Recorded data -
= = = = = = =
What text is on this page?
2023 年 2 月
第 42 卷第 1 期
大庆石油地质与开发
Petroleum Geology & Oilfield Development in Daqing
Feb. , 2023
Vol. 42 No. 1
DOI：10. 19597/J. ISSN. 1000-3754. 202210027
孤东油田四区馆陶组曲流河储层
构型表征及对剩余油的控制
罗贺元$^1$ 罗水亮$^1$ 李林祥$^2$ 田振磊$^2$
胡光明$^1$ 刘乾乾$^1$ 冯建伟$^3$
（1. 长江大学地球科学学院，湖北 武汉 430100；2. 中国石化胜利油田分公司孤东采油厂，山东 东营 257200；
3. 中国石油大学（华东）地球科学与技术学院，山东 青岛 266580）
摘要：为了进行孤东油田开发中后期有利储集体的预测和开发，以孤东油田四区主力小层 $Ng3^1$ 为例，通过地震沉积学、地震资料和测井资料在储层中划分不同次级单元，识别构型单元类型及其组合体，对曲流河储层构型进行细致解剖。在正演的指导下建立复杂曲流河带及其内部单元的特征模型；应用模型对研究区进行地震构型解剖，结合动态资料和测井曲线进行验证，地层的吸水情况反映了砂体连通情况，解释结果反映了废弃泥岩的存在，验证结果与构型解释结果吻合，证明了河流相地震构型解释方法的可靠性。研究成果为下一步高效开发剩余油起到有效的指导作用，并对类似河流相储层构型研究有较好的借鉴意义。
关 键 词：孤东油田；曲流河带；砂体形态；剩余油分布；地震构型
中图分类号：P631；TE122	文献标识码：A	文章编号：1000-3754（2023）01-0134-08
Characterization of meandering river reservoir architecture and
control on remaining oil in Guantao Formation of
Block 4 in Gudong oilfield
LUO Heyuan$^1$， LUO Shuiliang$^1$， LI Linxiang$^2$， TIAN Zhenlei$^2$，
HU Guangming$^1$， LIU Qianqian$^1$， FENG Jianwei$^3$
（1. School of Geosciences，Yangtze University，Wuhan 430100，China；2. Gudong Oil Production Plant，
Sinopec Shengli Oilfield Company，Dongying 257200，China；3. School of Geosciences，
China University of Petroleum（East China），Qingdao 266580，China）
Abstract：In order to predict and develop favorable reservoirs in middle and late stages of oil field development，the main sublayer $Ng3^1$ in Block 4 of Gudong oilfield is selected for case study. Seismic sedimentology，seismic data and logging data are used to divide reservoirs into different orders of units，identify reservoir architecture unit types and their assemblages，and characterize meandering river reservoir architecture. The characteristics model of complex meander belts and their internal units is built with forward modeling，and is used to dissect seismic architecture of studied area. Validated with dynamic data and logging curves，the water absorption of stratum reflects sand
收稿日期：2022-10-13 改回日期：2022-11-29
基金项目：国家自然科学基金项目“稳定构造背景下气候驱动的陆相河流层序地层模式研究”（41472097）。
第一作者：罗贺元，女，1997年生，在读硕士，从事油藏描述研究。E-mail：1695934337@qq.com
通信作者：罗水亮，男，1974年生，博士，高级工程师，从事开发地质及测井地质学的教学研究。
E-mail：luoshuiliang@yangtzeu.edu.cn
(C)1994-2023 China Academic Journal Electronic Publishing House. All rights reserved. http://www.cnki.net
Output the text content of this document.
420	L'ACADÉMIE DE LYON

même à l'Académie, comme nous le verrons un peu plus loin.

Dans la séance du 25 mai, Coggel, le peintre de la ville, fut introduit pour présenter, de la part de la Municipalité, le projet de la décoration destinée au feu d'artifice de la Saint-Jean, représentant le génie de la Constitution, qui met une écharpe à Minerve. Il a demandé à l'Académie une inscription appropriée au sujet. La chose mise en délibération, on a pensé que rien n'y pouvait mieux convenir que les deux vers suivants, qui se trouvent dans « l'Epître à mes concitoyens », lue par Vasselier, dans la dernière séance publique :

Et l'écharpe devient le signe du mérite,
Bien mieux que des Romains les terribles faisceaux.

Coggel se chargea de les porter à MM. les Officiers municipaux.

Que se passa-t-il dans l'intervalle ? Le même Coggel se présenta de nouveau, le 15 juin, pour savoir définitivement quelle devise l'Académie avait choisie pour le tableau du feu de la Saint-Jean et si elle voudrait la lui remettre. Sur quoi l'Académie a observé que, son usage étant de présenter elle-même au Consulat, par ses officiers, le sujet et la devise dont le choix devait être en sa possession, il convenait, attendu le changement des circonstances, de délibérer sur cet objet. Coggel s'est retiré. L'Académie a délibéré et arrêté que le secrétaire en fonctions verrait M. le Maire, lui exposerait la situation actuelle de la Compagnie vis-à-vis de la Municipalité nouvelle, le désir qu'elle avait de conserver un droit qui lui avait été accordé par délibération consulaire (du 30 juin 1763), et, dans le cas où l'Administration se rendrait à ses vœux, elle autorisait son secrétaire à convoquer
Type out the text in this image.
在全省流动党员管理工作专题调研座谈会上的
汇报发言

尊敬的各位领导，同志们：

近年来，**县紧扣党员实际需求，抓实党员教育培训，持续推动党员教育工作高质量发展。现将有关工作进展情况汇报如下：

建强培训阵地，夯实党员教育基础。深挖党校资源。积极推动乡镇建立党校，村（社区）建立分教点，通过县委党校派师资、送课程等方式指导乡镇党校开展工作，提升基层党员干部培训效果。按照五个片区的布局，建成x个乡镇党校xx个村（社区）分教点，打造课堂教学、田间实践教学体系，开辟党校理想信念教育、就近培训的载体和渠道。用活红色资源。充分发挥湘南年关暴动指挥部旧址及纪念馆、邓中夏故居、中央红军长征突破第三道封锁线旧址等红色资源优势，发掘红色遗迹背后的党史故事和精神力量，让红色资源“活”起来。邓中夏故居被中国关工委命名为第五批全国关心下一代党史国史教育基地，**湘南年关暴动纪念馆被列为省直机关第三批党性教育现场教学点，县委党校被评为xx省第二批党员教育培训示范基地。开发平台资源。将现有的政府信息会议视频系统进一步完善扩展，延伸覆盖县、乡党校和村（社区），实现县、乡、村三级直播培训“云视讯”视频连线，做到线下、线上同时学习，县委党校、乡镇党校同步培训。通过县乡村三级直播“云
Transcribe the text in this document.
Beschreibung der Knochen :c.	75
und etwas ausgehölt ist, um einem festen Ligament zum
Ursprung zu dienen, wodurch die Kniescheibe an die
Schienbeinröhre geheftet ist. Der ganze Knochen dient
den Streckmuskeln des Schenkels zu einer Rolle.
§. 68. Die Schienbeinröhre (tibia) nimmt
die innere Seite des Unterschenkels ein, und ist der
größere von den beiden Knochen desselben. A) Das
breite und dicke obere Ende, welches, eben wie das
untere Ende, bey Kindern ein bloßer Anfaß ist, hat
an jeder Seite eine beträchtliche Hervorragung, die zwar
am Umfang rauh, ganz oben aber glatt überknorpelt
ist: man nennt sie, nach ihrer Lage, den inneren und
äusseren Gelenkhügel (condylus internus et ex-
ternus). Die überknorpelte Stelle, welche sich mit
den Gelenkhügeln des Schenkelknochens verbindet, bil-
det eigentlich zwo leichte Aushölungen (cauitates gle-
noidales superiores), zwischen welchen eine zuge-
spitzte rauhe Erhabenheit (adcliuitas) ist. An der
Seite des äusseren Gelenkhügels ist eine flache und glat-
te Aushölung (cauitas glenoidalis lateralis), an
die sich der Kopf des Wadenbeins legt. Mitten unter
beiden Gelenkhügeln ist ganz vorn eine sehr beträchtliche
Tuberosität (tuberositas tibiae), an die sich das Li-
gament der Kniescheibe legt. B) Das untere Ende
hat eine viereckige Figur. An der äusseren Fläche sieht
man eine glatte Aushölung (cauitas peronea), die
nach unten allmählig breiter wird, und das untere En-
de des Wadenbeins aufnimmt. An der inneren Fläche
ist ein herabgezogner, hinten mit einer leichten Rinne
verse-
= = = = = = =
What is being asked - Restate all of the entries above precisely.

Correct answer -
What text is on this page?
2023 年 2 月
第 42 卷第 1 期
大庆石油地质与开发
Petroleum Geology & Oilfield Development in Daqing
Feb. , 2023
Vol. 42 No. 1
DOI：10. 19597/J. ISSN. 1000-3754. 202210027
孤东油田四区馆陶组曲流河储层
构型表征及对剩余油的控制
罗贺元$^1$ 罗水亮$^1$ 李林祥$^2$ 田振磊$^2$
胡光明$^1$ 刘乾乾$^1$ 冯建伟$^3$
（1. 长江大学地球科学学院，湖北 武汉 430100；2. 中国石化胜利油田分公司孤东采油厂，山东 东营 257200；
3. 中国石油大学（华东）地球科学与技术学院，山东 青岛 266580）
摘要：为了进行孤东油田开发中后期有利储集体的预测和开发，以孤东油田四区主力小层 $Ng3^1$ 为例，通过地震沉积学、地震资料和测井资料在储层中划分不同次级单元，识别构型单元类型及其组合体，对曲流河储层构型进行细致解剖。在正演的指导下建立复杂曲流河带及其内部单元的特征模型；应用模型对研究区进行地震构型解剖，结合动态资料和测井曲线进行验证，地层的吸水情况反映了砂体连通情况，解释结果反映了废弃泥岩的存在，验证结果与构型解释结果吻合，证明了河流相地震构型解释方法的可靠性。研究成果为下一步高效开发剩余油起到有效的指导作用，并对类似河流相储层构型研究有较好的借鉴意义。
关 键 词：孤东油田；曲流河带；砂体形态；剩余油分布；地震构型
中图分类号：P631；TE122	文献标识码：A	文章编号：1000-3754（2023）01-0134-08
Characterization of meandering river reservoir architecture and
control on remaining oil in Guantao Formation of
Block 4 in Gudong oilfield
LUO Heyuan$^1$， LUO Shuiliang$^1$， LI Linxiang$^2$， TIAN Zhenlei$^2$，
HU Guangming$^1$， LIU Qianqian$^1$， FENG Jianwei$^3$
（1. School of Geosciences，Yangtze University，Wuhan 430100，China；2. Gudong Oil Production Plant，
Sinopec Shengli Oilfield Company，Dongying 257200，China；3. School of Geosciences，
China University of Petroleum（East China），Qingdao 266580，China）
Abstract：In order to predict and develop favorable reservoirs in middle and late stages of oil field development，the main sublayer $Ng3^1$ in Block 4 of Gudong oilfield is selected for case study. Seismic sedimentology，seismic data and logging data are used to divide reservoirs into different orders of units，identify reservoir architecture unit types and their assemblages，and characterize meandering river reservoir architecture. The characteristics model of complex meander belts and their internal units is built with forward modeling，and is used to dissect seismic architecture of studied area. Validated with dynamic data and logging curves，the water absorption of stratum reflects sand
收稿日期：2022-10-13 改回日期：2022-11-29
基金项目：国家自然科学基金项目“稳定构造背景下气候驱动的陆相河流层序地层模式研究”（41472097）。
第一作者：罗贺元，女，1997年生，在读硕士，从事油藏描述研究。E-mail：1695934337@qq.com
通信作者：罗水亮，男，1974年生，博士，高级工程师，从事开发地质及测井地质学的教学研究。
E-mail：luoshuiliang@yangtzeu.edu.cn
(C)1994-2023 China Academic Journal Electronic Publishing House. All rights reserved. http://www.cnki.net
Output the text content of this document.
420	L'ACADÉMIE DE LYON

même à l'Académie, comme nous le verrons un peu plus loin.

Dans la séance du 25 mai, Coggel, le peintre de la ville, fut introduit pour présenter, de la part de la Municipalité, le projet de la décoration destinée au feu d'artifice de la Saint-Jean, représentant le génie de la Constitution, qui met une écharpe à Minerve. Il a demandé à l'Académie une inscription appropriée au sujet. La chose mise en délibération, on a pensé que rien n'y pouvait mieux convenir que les deux vers suivants, qui se trouvent dans « l'Epître à mes concitoyens », lue par Vasselier, dans la dernière séance publique :

Et l'écharpe devient le signe du mérite,
Bien mieux que des Romains les terribles faisceaux.

Coggel se chargea de les porter à MM. les Officiers municipaux.

Que se passa-t-il dans l'intervalle ? Le même Coggel se présenta de nouveau, le 15 juin, pour savoir définitivement quelle devise l'Académie avait choisie pour le tableau du feu de la Saint-Jean et si elle voudrait la lui remettre. Sur quoi l'Académie a observé que, son usage étant de présenter elle-même au Consulat, par ses officiers, le sujet et la devise dont le choix devait être en sa possession, il convenait, attendu le changement des circonstances, de délibérer sur cet objet. Coggel s'est retiré. L'Académie a délibéré et arrêté que le secrétaire en fonctions verrait M. le Maire, lui exposerait la situation actuelle de la Compagnie vis-à-vis de la Municipalité nouvelle, le désir qu'elle avait de conserver un droit qui lui avait été accordé par délibération consulaire (du 30 juin 1763), et, dans le cas où l'Administration se rendrait à ses vœux, elle autorisait son secrétaire à convoquer
Type out the text in this image.
在全省流动党员管理工作专题调研座谈会上的
汇报发言

尊敬的各位领导，同志们：

近年来，**县紧扣党员实际需求，抓实党员教育培训，持续推动党员教育工作高质量发展。现将有关工作进展情况汇报如下：

建强培训阵地，夯实党员教育基础。深挖党校资源。积极推动乡镇建立党校，村（社区）建立分教点，通过县委党校派师资、送课程等方式指导乡镇党校开展工作，提升基层党员干部培训效果。按照五个片区的布局，建成x个乡镇党校xx个村（社区）分教点，打造课堂教学、田间实践教学体系，开辟党校理想信念教育、就近培训的载体和渠道。用活红色资源。充分发挥湘南年关暴动指挥部旧址及纪念馆、邓中夏故居、中央红军长征突破第三道封锁线旧址等红色资源优势，发掘红色遗迹背后的党史故事和精神力量，让红色资源“活”起来。邓中夏故居被中国关工委命名为第五批全国关心下一代党史国史教育基地，**湘南年关暴动纪念馆被列为省直机关第三批党性教育现场教学点，县委党校被评为xx省第二批党员教育培训示范基地。开发平台资源。将现有的政府信息会议视频系统进一步完善扩展，延伸覆盖县、乡党校和村（社区），实现县、乡、村三级直播培训“云视讯”视频连线，做到线下、线上同时学习，县委党校、乡镇党校同步培训。通过县乡村三级直播“云
Transcribe the text in this document.
Beschreibung der Knochen :c.	75
und etwas ausgehölt ist, um einem festen Ligament zum
Ursprung zu dienen, wodurch die Kniescheibe an die
Schienbeinröhre geheftet ist. Der ganze Knochen dient
den Streckmuskeln des Schenkels zu einer Rolle.
§. 68. Die Schienbeinröhre (tibia) nimmt
die innere Seite des Unterschenkels ein, und ist der
größere von den beiden Knochen desselben. A) Das
breite und dicke obere Ende, welches, eben wie das
untere Ende, bey Kindern ein bloßer Anfaß ist, hat
an jeder Seite eine beträchtliche Hervorragung, die zwar
am Umfang rauh, ganz oben aber glatt überknorpelt
ist: man nennt sie, nach ihrer Lage, den inneren und
äusseren Gelenkhügel (condylus internus et ex-
ternus). Die überknorpelte Stelle, welche sich mit
den Gelenkhügeln des Schenkelknochens verbindet, bil-
det eigentlich zwo leichte Aushölungen (cauitates gle-
noidales superiores), zwischen welchen eine zuge-
spitzte rauhe Erhabenheit (adcliuitas) ist. An der
Seite des äusseren Gelenkhügels ist eine flache und glat-
te Aushölung (cauitas glenoidalis lateralis), an
die sich der Kopf des Wadenbeins legt. Mitten unter
beiden Gelenkhügeln ist ganz vorn eine sehr beträchtliche
Tuberosität (tuberositas tibiae), an die sich das Li-
gament der Kniescheibe legt. B) Das untere Ende
hat eine viereckige Figur. An der äusseren Fläche sieht
man eine glatte Aushölung (cauitas peronea), die
nach unten allmählig breiter wird, und das untere En-
de des Wadenbeins aufnimmt. An der inneren Fläche
ist ein herabgezogner, hinten mit einer leichten Rinne
verse-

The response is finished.